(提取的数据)

---*---

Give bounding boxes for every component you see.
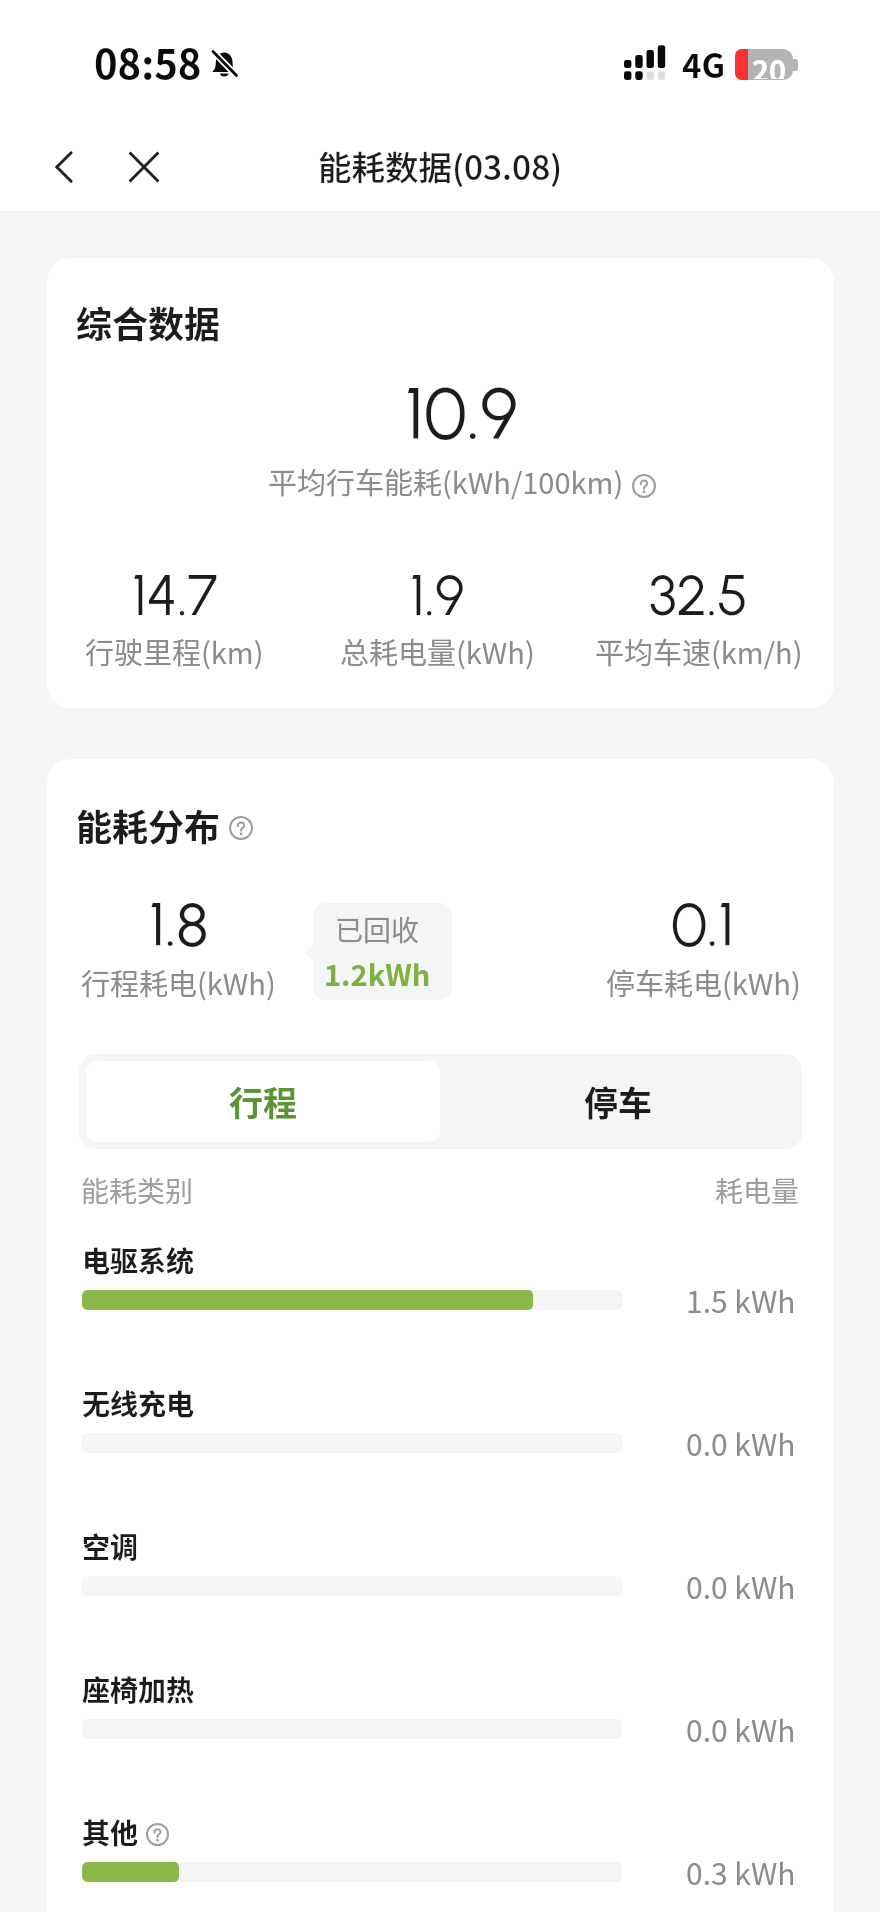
staticText: 平均行车能耗(kWh/100km) [268, 460, 624, 502]
staticText: 0.3 kWh [686, 1850, 796, 1893]
staticText: 1.8 [149, 887, 209, 960]
button[interactable]: 停车 [440, 1061, 795, 1142]
staticText: 能耗类别 [81, 1170, 194, 1211]
staticText: 10.9 [405, 370, 518, 456]
staticText: 0.1 [671, 887, 735, 960]
staticText: 行驶里程(km) [85, 630, 264, 672]
button[interactable]: Close [113, 136, 175, 198]
staticText: 0.0 kWh [686, 1564, 796, 1607]
staticText: 1.2kWh [324, 952, 431, 994]
button[interactable]: 电驱系统 [47, 1240, 834, 1383]
button[interactable]: Help [229, 816, 253, 840]
staticText: 停车 [584, 1077, 652, 1126]
staticText: 能耗数据(03.08) [318, 141, 563, 190]
button[interactable]: 无线充电 [47, 1383, 834, 1526]
staticText: 0.0 kWh [686, 1707, 796, 1750]
staticText: 总耗电量(kWh) [340, 630, 535, 672]
staticText: 08:58 [94, 33, 202, 91]
staticText: 14.7 [132, 562, 218, 629]
staticText: 1.9 [410, 562, 465, 629]
staticText: 座椅加热 [82, 1669, 195, 1710]
button[interactable]: Help [146, 1823, 169, 1846]
button[interactable]: 行程 [86, 1061, 440, 1142]
staticText: 0.0 kWh [686, 1421, 796, 1464]
staticText: 综合数据 [76, 296, 221, 348]
staticText: 4G [682, 40, 726, 88]
staticText: 行程 [229, 1077, 297, 1126]
button[interactable]: 空调 [47, 1526, 834, 1669]
staticText: 已回收 [335, 909, 420, 950]
staticText: 能耗分布 [76, 799, 221, 851]
staticText: 20 [752, 48, 787, 79]
staticText: 无线充电 [82, 1383, 195, 1424]
staticText: 电驱系统 [82, 1240, 195, 1281]
staticText: 平均车速(km/h) [595, 630, 803, 672]
staticText: 其他 [82, 1812, 139, 1853]
staticText: 耗电量 [715, 1170, 800, 1211]
button[interactable]: Back [34, 136, 96, 198]
button[interactable]: Help [632, 474, 656, 498]
staticText: 行程耗电(kWh) [81, 961, 276, 1003]
staticText: 1.5 kWh [686, 1278, 796, 1321]
staticText: 停车耗电(kWh) [606, 961, 801, 1003]
button[interactable]: 座椅加热 [47, 1669, 834, 1812]
button[interactable]: 其他 [47, 1812, 834, 1912]
staticText: 空调 [82, 1526, 139, 1567]
staticText: 32.5 [649, 562, 749, 629]
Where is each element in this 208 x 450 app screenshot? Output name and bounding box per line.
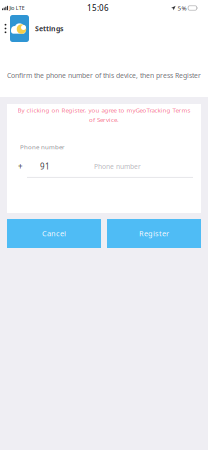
staticText: By clicking on Register, you agree to my… [18,106,190,114]
staticText: Register [139,228,169,239]
staticText: LTE [16,4,25,12]
staticText: 15:06 [87,3,109,14]
staticText: Jio [9,4,14,12]
staticText: Settings [35,24,63,33]
button[interactable]: Cancel [7,219,101,248]
staticText: + [18,161,23,172]
staticText: of Service. [89,115,119,124]
staticText: Phone number [20,143,65,151]
button[interactable]: Register [107,219,201,248]
staticText: Confirm the phone number of this device,… [7,71,201,80]
staticText: 91 [40,161,50,172]
staticText: Phone number [94,162,141,171]
staticText: Cancel [42,228,66,239]
button[interactable]: More options [1,15,10,42]
staticText: 5% [178,4,186,12]
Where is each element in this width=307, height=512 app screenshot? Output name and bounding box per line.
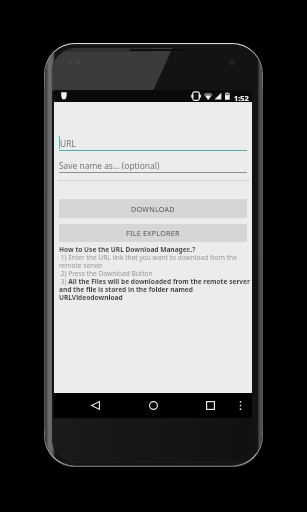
button[interactable]: URL bbox=[59, 136, 247, 151]
button[interactable]: Home bbox=[142, 395, 164, 416]
staticText: How to Use the URL Download Manager..? 1… bbox=[59, 245, 250, 302]
staticText: URL bbox=[60, 138, 76, 149]
staticText: 1:52 bbox=[234, 93, 249, 103]
staticText: FILE EXPLORER bbox=[126, 228, 180, 238]
button[interactable]: More options bbox=[233, 395, 247, 416]
staticText: Save name as... (optional) bbox=[59, 160, 160, 171]
button[interactable]: Recent apps bbox=[199, 395, 221, 416]
button[interactable]: Back bbox=[84, 395, 106, 416]
button[interactable]: Save name as... (optional) bbox=[59, 160, 247, 173]
staticText: DOWNLOAD bbox=[131, 204, 175, 214]
button[interactable]: DOWNLOAD bbox=[59, 199, 247, 218]
button[interactable]: FILE EXPLORER bbox=[59, 224, 247, 242]
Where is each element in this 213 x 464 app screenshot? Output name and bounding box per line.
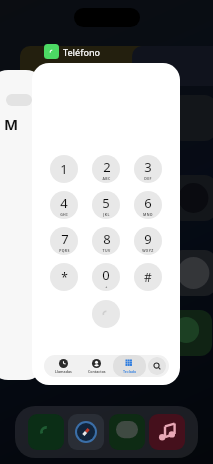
staticText: Teléfono <box>63 46 101 58</box>
staticText: 5 <box>102 194 110 212</box>
staticText: Teclado <box>123 369 137 374</box>
button[interactable]: 6 <box>134 191 162 219</box>
staticText: 4 <box>60 194 68 212</box>
staticText: 2 <box>103 158 111 176</box>
staticText: 1 <box>60 160 68 178</box>
button[interactable]: 3 <box>134 155 162 183</box>
button[interactable]: # <box>134 263 162 291</box>
staticText: * <box>61 269 68 285</box>
button[interactable]: Teclado <box>113 355 146 377</box>
button[interactable]: Buscar <box>148 357 166 375</box>
staticText: GHI <box>60 212 68 217</box>
staticText: # <box>144 269 152 285</box>
button[interactable]: 4 <box>50 191 78 219</box>
staticText: 3 <box>144 158 152 176</box>
button[interactable]: Contactos <box>80 355 113 377</box>
button[interactable]: Llamadas <box>47 355 80 377</box>
staticText: JKL <box>103 212 110 217</box>
button[interactable]: App <box>109 414 145 450</box>
button[interactable]: 1 <box>50 155 78 183</box>
button[interactable]: 7 <box>50 227 78 255</box>
staticText: MNO <box>143 212 153 217</box>
button[interactable]: 2 <box>92 155 120 183</box>
button[interactable]: Teléfono <box>44 44 101 59</box>
staticText: TUV <box>102 248 111 253</box>
staticText: + <box>105 284 108 289</box>
button[interactable]: 0 <box>92 263 120 291</box>
button[interactable]: App <box>68 414 104 450</box>
staticText: Contactos <box>88 369 106 374</box>
button[interactable]: Llamar <box>92 300 120 328</box>
button[interactable]: App <box>149 414 185 450</box>
button[interactable]: * <box>50 263 78 291</box>
button[interactable]: 9 <box>134 227 162 255</box>
staticText: WXYZ <box>142 248 154 253</box>
staticText: 8 <box>103 230 111 248</box>
staticText: Llamadas <box>55 369 72 374</box>
staticText: M <box>4 114 19 134</box>
staticText: 7 <box>61 230 69 248</box>
staticText: 9 <box>144 230 152 248</box>
staticText: PQRS <box>59 248 70 253</box>
button[interactable]: App <box>28 414 64 450</box>
button[interactable]: 8 <box>92 227 120 255</box>
button[interactable]: 5 <box>92 191 120 219</box>
staticText: 6 <box>144 194 152 212</box>
staticText: ABC <box>102 176 111 181</box>
staticText: 0 <box>102 266 110 284</box>
staticText: DEF <box>144 176 152 181</box>
button[interactable]: M <box>0 70 44 380</box>
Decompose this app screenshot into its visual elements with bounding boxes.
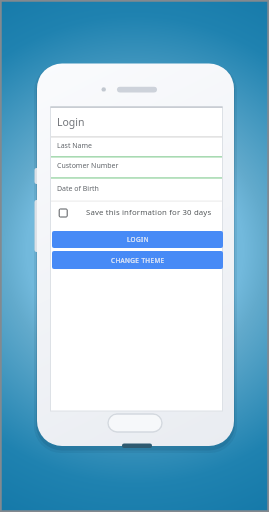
staticText: Login [57,115,85,129]
staticText: LOGIN [127,235,149,244]
staticText: Last Name [57,141,93,151]
staticText: Date of Birth [57,184,99,194]
button[interactable]: CHANGE THEME [52,251,223,269]
staticText: Customer Number [57,161,119,171]
button[interactable]: LOGIN [52,231,223,248]
button[interactable] [51,182,222,201]
staticText: CHANGE THEME [111,256,165,265]
button[interactable]: Save this information for 30 days [56,204,216,221]
staticText: Save this information for 30 days [86,207,212,218]
button[interactable] [51,139,222,157]
button[interactable] [51,159,222,178]
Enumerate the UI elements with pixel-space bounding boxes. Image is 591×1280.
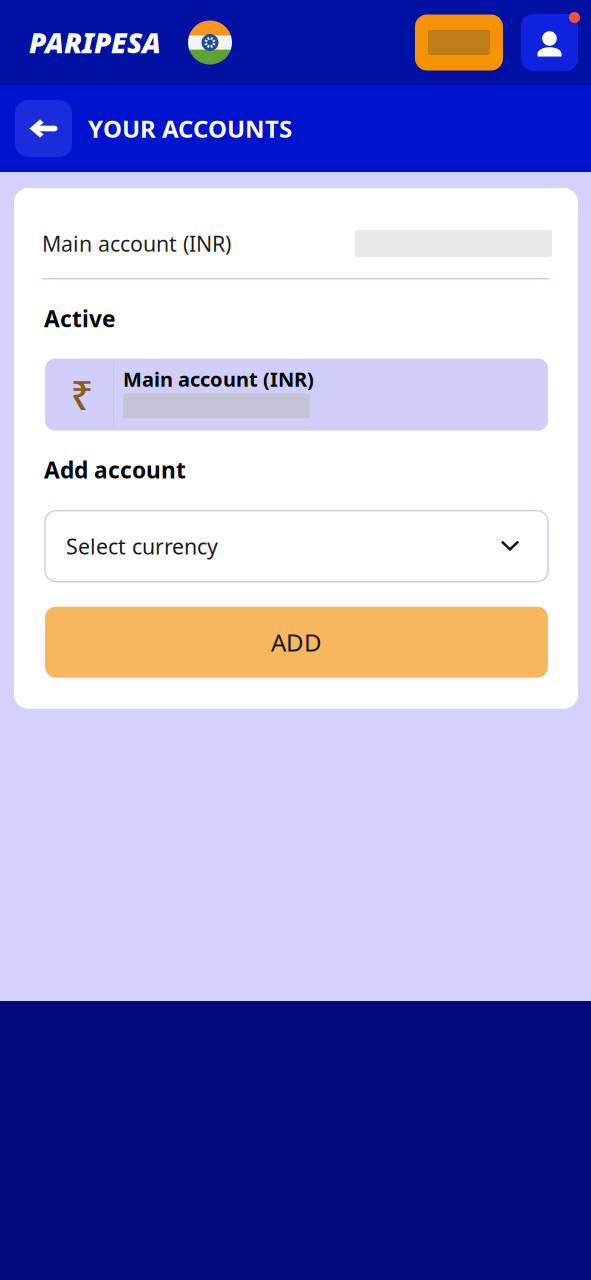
staticText: Select currency <box>66 532 218 560</box>
staticText: Main account (INR) <box>42 229 231 258</box>
staticText: ₹ <box>70 368 94 421</box>
button[interactable]: Select currency <box>45 511 548 582</box>
staticText: ADD <box>271 626 322 658</box>
button[interactable]: Balance <box>415 14 503 70</box>
button[interactable]: Profile <box>521 14 578 71</box>
button[interactable]: Back <box>15 100 72 157</box>
staticText: Add account <box>44 455 186 485</box>
staticText: Active <box>44 304 116 334</box>
staticText: PARIPESA <box>29 24 161 61</box>
button[interactable]: ADD <box>45 607 548 678</box>
staticText: Main account (INR) <box>123 366 314 392</box>
staticText: YOUR ACCOUNTS <box>88 113 292 144</box>
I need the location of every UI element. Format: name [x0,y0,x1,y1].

---*---

→ 任务要求
从上述数据中收集所有含有字符串“EXPLORER”的行并逐行列出，匹配时区分大小写。

→ 答案
staticText: FILE EXPLORER bbox=[126, 228, 180, 238]
button[interactable]: FILE EXPLORER bbox=[59, 224, 247, 242]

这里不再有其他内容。